» **Objective**
What follows is a set of records; repeat all of them exactly.

Recorded data:
--

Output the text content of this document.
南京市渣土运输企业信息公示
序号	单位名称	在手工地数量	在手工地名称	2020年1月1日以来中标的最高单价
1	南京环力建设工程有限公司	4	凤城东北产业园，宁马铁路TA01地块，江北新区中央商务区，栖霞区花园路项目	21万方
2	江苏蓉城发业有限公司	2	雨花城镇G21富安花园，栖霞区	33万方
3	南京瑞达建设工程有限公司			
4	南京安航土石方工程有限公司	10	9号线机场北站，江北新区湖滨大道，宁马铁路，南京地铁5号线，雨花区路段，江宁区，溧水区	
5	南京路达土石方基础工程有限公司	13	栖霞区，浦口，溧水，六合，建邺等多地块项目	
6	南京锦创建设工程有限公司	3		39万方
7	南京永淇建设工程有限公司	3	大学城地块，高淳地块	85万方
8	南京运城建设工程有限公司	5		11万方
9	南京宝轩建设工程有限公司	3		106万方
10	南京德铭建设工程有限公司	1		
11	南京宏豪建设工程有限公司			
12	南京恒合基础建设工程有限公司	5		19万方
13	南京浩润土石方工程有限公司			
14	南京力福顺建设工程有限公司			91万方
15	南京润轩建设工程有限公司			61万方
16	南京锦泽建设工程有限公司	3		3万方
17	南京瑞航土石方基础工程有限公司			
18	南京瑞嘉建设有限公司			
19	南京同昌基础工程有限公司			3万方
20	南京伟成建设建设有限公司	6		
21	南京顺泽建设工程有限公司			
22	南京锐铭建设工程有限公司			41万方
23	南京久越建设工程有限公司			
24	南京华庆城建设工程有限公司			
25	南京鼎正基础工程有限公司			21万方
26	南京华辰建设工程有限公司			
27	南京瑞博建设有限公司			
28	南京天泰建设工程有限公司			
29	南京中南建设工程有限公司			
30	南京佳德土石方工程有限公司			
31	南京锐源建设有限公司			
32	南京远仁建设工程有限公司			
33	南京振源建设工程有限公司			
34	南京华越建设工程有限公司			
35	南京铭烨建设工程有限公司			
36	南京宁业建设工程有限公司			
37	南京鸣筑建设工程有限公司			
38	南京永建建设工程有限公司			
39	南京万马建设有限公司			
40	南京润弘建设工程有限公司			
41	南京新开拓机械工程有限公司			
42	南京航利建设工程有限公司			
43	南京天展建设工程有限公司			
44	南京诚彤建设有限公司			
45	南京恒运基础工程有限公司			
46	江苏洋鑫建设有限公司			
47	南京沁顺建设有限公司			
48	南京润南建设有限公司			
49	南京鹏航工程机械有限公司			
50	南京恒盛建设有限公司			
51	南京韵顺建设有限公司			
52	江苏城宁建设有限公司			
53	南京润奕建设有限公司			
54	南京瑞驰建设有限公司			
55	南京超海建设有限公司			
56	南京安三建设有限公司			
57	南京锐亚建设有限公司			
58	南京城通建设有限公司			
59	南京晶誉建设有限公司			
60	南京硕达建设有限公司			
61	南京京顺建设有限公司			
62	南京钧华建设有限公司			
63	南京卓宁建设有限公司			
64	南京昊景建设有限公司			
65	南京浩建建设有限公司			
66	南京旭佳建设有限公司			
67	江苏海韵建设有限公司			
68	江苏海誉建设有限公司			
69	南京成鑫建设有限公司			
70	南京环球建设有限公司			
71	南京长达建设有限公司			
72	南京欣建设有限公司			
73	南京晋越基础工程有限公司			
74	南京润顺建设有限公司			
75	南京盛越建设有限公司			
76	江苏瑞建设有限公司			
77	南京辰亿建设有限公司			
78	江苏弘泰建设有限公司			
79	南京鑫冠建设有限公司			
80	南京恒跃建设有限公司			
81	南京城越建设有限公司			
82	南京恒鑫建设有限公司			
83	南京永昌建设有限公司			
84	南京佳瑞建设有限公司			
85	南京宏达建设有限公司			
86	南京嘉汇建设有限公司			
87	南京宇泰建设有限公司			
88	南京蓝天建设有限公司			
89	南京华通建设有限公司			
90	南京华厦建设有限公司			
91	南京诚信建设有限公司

--

» **Reply to the task**
Output the text content of this document.
南京市渣土运输企业信息公示
序号	单位名称	在手工地数量	在手工地名称	2020年1月1日以来中标的最高单价
1	南京环力建设工程有限公司	4	凤城东北产业园，宁马铁路TA01地块，江北新区中央商务区，栖霞区花园路项目	21万方
2	江苏蓉城发业有限公司	2	雨花城镇G21富安花园，栖霞区	33万方
3	南京瑞达建设工程有限公司			
4	南京安航土石方工程有限公司	10	9号线机场北站，江北新区湖滨大道，宁马铁路，南京地铁5号线，雨花区路段，江宁区，溧水区	
5	南京路达土石方基础工程有限公司	13	栖霞区，浦口，溧水，六合，建邺等多地块项目	
6	南京锦创建设工程有限公司	3		39万方
7	南京永淇建设工程有限公司	3	大学城地块，高淳地块	85万方
8	南京运城建设工程有限公司	5		11万方
9	南京宝轩建设工程有限公司	3		106万方
10	南京德铭建设工程有限公司	1		
11	南京宏豪建设工程有限公司			
12	南京恒合基础建设工程有限公司	5		19万方
13	南京浩润土石方工程有限公司			
14	南京力福顺建设工程有限公司			91万方
15	南京润轩建设工程有限公司			61万方
16	南京锦泽建设工程有限公司	3		3万方
17	南京瑞航土石方基础工程有限公司			
18	南京瑞嘉建设有限公司			
19	南京同昌基础工程有限公司			3万方
20	南京伟成建设建设有限公司	6		
21	南京顺泽建设工程有限公司			
22	南京锐铭建设工程有限公司			41万方
23	南京久越建设工程有限公司			
24	南京华庆城建设工程有限公司			
25	南京鼎正基础工程有限公司			21万方
26	南京华辰建设工程有限公司			
27	南京瑞博建设有限公司			
28	南京天泰建设工程有限公司			
29	南京中南建设工程有限公司			
30	南京佳德土石方工程有限公司			
31	南京锐源建设有限公司			
32	南京远仁建设工程有限公司			
33	南京振源建设工程有限公司			
34	南京华越建设工程有限公司			
35	南京铭烨建设工程有限公司			
36	南京宁业建设工程有限公司			
37	南京鸣筑建设工程有限公司			
38	南京永建建设工程有限公司			
39	南京万马建设有限公司			
40	南京润弘建设工程有限公司			
41	南京新开拓机械工程有限公司			
42	南京航利建设工程有限公司			
43	南京天展建设工程有限公司			
44	南京诚彤建设有限公司			
45	南京恒运基础工程有限公司			
46	江苏洋鑫建设有限公司			
47	南京沁顺建设有限公司			
48	南京润南建设有限公司			
49	南京鹏航工程机械有限公司			
50	南京恒盛建设有限公司			
51	南京韵顺建设有限公司			
52	江苏城宁建设有限公司			
53	南京润奕建设有限公司			
54	南京瑞驰建设有限公司			
55	南京超海建设有限公司			
56	南京安三建设有限公司			
57	南京锐亚建设有限公司			
58	南京城通建设有限公司			
59	南京晶誉建设有限公司			
60	南京硕达建设有限公司			
61	南京京顺建设有限公司			
62	南京钧华建设有限公司			
63	南京卓宁建设有限公司			
64	南京昊景建设有限公司			
65	南京浩建建设有限公司			
66	南京旭佳建设有限公司			
67	江苏海韵建设有限公司			
68	江苏海誉建设有限公司			
69	南京成鑫建设有限公司			
70	南京环球建设有限公司			
71	南京长达建设有限公司			
72	南京欣建设有限公司			
73	南京晋越基础工程有限公司			
74	南京润顺建设有限公司			
75	南京盛越建设有限公司			
76	江苏瑞建设有限公司			
77	南京辰亿建设有限公司			
78	江苏弘泰建设有限公司			
79	南京鑫冠建设有限公司			
80	南京恒跃建设有限公司			
81	南京城越建设有限公司			
82	南京恒鑫建设有限公司			
83	南京永昌建设有限公司			
84	南京佳瑞建设有限公司			
85	南京宏达建设有限公司			
86	南京嘉汇建设有限公司			
87	南京宇泰建设有限公司			
88	南京蓝天建设有限公司			
89	南京华通建设有限公司			
90	南京华厦建设有限公司			
91	南京诚信建设有限公司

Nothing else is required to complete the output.